(Data entries)
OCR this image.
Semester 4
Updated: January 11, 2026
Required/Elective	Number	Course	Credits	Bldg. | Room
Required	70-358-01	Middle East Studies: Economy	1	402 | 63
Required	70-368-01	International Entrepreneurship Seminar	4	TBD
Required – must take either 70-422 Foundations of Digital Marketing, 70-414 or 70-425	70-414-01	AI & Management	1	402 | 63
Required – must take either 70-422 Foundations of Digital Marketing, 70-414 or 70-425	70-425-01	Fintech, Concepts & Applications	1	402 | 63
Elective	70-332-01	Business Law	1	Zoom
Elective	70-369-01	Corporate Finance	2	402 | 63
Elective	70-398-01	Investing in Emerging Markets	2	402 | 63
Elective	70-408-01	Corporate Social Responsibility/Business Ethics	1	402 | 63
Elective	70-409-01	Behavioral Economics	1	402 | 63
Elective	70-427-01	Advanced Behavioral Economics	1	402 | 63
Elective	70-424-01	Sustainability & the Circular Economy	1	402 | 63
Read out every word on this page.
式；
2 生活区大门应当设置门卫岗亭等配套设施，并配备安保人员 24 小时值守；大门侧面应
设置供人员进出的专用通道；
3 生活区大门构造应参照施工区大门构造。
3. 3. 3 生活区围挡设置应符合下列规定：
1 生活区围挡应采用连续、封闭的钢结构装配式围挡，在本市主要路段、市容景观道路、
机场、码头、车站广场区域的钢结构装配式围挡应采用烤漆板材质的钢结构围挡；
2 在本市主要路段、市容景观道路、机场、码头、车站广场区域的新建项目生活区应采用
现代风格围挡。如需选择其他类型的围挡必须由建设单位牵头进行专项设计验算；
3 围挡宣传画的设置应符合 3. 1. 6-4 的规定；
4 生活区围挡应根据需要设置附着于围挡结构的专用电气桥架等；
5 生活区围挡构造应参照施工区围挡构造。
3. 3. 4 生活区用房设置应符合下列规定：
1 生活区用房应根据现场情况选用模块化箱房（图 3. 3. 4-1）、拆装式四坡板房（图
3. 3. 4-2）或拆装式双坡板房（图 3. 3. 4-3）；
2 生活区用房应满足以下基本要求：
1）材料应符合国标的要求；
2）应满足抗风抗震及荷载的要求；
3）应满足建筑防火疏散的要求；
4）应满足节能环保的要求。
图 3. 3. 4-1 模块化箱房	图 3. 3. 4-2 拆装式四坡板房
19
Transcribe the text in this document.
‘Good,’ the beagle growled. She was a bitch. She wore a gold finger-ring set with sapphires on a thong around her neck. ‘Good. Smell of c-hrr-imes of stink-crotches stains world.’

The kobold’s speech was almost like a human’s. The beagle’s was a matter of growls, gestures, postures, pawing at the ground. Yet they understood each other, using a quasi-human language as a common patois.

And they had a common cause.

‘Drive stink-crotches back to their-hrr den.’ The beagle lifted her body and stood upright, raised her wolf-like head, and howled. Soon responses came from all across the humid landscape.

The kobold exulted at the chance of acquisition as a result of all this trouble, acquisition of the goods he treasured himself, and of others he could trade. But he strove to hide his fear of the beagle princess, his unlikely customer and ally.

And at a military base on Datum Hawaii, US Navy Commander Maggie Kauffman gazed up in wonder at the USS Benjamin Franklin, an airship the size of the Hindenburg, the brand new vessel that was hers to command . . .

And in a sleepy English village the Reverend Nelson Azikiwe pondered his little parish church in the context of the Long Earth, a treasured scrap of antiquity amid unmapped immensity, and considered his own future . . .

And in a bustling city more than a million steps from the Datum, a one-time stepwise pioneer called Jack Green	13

▶ [Exercise instructions]:
Give back the data above exactly as it appears.

▶ [Task answer]:
OCR this image.
Semester 4
Updated: January 11, 2026
Required/Elective	Number	Course	Credits	Bldg. | Room
Required	70-358-01	Middle East Studies: Economy	1	402 | 63
Required	70-368-01	International Entrepreneurship Seminar	4	TBD
Required – must take either 70-422 Foundations of Digital Marketing, 70-414 or 70-425	70-414-01	AI & Management	1	402 | 63
Required – must take either 70-422 Foundations of Digital Marketing, 70-414 or 70-425	70-425-01	Fintech, Concepts & Applications	1	402 | 63
Elective	70-332-01	Business Law	1	Zoom
Elective	70-369-01	Corporate Finance	2	402 | 63
Elective	70-398-01	Investing in Emerging Markets	2	402 | 63
Elective	70-408-01	Corporate Social Responsibility/Business Ethics	1	402 | 63
Elective	70-409-01	Behavioral Economics	1	402 | 63
Elective	70-427-01	Advanced Behavioral Economics	1	402 | 63
Elective	70-424-01	Sustainability & the Circular Economy	1	402 | 63
Read out every word on this page.
式；
2 生活区大门应当设置门卫岗亭等配套设施，并配备安保人员 24 小时值守；大门侧面应
设置供人员进出的专用通道；
3 生活区大门构造应参照施工区大门构造。
3. 3. 3 生活区围挡设置应符合下列规定：
1 生活区围挡应采用连续、封闭的钢结构装配式围挡，在本市主要路段、市容景观道路、
机场、码头、车站广场区域的钢结构装配式围挡应采用烤漆板材质的钢结构围挡；
2 在本市主要路段、市容景观道路、机场、码头、车站广场区域的新建项目生活区应采用
现代风格围挡。如需选择其他类型的围挡必须由建设单位牵头进行专项设计验算；
3 围挡宣传画的设置应符合 3. 1. 6-4 的规定；
4 生活区围挡应根据需要设置附着于围挡结构的专用电气桥架等；
5 生活区围挡构造应参照施工区围挡构造。
3. 3. 4 生活区用房设置应符合下列规定：
1 生活区用房应根据现场情况选用模块化箱房（图 3. 3. 4-1）、拆装式四坡板房（图
3. 3. 4-2）或拆装式双坡板房（图 3. 3. 4-3）；
2 生活区用房应满足以下基本要求：
1）材料应符合国标的要求；
2）应满足抗风抗震及荷载的要求；
3）应满足建筑防火疏散的要求；
4）应满足节能环保的要求。
图 3. 3. 4-1 模块化箱房	图 3. 3. 4-2 拆装式四坡板房
19
Transcribe the text in this document.
‘Good,’ the beagle growled. She was a bitch. She wore a gold finger-ring set with sapphires on a thong around her neck. ‘Good. Smell of c-hrr-imes of stink-crotches stains world.’

The kobold’s speech was almost like a human’s. The beagle’s was a matter of growls, gestures, postures, pawing at the ground. Yet they understood each other, using a quasi-human language as a common patois.

And they had a common cause.

‘Drive stink-crotches back to their-hrr den.’ The beagle lifted her body and stood upright, raised her wolf-like head, and howled. Soon responses came from all across the humid landscape.

The kobold exulted at the chance of acquisition as a result of all this trouble, acquisition of the goods he treasured himself, and of others he could trade. But he strove to hide his fear of the beagle princess, his unlikely customer and ally.

And at a military base on Datum Hawaii, US Navy Commander Maggie Kauffman gazed up in wonder at the USS Benjamin Franklin, an airship the size of the Hindenburg, the brand new vessel that was hers to command . . .

And in a sleepy English village the Reverend Nelson Azikiwe pondered his little parish church in the context of the Long Earth, a treasured scrap of antiquity amid unmapped immensity, and considered his own future . . .

And in a bustling city more than a million steps from the Datum, a one-time stepwise pioneer called Jack Green	13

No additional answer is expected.